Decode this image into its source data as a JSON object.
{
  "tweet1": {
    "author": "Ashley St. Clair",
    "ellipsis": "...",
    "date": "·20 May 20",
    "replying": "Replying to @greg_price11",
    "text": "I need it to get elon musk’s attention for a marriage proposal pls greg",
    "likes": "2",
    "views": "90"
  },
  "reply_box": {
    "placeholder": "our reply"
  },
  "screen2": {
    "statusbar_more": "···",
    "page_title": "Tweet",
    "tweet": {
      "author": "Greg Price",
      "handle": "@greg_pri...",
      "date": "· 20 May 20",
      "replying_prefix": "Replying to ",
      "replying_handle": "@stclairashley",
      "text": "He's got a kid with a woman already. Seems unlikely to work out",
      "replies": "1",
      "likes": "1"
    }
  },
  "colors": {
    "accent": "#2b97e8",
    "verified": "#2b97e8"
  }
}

__REQUIRED WORK__.
List every line above that holds the word "text".

__FINISHED ANSWER__.
    "text": "I need it to get elon musk’s attention for a marriage proposal pls greg",
      "text": "He's got a kid with a woman already. Seems unlikely to work out",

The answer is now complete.